From the entries that follow, list every line in which the string "sensor" appears.

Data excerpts
** begin **
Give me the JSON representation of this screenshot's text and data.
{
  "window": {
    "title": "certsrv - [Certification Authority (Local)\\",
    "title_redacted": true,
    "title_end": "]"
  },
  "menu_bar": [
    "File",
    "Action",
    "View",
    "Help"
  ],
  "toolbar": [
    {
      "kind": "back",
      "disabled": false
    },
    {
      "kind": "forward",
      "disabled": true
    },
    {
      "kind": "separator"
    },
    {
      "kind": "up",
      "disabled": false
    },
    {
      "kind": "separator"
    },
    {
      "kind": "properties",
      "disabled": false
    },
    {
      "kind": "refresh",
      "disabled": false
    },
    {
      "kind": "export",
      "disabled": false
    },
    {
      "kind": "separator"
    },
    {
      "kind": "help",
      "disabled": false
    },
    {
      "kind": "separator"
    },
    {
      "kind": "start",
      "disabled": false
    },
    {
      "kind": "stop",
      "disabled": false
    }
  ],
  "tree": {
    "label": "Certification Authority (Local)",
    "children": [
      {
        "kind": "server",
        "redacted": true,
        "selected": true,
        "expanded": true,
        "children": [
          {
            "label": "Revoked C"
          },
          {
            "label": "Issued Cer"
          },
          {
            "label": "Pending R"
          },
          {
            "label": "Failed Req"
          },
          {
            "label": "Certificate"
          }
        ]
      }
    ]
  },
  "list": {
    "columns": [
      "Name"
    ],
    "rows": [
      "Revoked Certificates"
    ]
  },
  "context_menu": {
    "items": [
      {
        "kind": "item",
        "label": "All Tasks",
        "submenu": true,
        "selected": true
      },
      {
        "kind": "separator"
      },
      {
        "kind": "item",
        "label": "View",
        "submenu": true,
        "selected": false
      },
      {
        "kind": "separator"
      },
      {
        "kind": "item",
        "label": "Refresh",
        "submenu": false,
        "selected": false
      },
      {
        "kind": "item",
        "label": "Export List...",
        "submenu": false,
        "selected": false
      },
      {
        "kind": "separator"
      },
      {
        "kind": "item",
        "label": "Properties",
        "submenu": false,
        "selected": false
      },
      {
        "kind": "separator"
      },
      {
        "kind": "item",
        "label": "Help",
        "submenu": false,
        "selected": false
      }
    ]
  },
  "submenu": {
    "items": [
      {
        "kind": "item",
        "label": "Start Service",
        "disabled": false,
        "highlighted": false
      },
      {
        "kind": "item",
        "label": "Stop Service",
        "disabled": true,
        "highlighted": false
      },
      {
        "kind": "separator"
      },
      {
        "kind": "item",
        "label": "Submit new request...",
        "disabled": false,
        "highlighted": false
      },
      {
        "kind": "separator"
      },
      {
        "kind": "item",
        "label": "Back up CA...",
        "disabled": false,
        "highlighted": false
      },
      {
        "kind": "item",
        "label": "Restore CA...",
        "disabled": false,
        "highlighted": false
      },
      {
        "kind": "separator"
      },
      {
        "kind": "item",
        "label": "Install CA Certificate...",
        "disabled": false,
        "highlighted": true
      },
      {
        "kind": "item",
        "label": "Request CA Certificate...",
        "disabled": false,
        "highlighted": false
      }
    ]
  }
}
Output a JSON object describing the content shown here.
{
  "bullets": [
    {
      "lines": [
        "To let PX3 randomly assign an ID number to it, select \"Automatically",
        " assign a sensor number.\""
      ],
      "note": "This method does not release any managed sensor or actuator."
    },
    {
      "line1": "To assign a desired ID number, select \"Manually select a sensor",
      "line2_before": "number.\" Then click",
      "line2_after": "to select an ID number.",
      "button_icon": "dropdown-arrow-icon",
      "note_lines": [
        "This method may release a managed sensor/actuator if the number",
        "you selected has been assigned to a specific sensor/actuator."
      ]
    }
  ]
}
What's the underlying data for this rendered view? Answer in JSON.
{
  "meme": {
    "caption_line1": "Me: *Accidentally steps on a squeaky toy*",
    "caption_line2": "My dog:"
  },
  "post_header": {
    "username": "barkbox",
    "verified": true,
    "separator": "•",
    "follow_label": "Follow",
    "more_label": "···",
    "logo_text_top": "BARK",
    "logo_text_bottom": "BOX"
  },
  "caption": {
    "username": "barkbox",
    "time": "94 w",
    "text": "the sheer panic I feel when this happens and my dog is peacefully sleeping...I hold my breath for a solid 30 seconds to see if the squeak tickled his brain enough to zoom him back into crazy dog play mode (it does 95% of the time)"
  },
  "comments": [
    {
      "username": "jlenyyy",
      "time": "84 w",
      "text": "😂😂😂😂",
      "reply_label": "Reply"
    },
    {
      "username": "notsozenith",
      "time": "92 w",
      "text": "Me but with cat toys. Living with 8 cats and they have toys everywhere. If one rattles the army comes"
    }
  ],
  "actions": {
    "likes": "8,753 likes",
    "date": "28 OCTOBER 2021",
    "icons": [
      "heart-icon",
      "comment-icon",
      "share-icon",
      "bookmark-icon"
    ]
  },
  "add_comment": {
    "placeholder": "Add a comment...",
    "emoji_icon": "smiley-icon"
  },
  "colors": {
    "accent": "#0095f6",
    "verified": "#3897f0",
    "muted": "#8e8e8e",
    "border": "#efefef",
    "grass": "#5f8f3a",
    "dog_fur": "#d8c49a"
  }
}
** end **
▸ Task answer:
        " assign a sensor number.\""
      "note": "This method does not release any managed sensor or actuator."
      "line1": "To assign a desired ID number, select \"Manually select a sensor",
        "This method may release a managed sensor/actuator if the number",
        "you selected has been assigned to a specific sensor/actuator."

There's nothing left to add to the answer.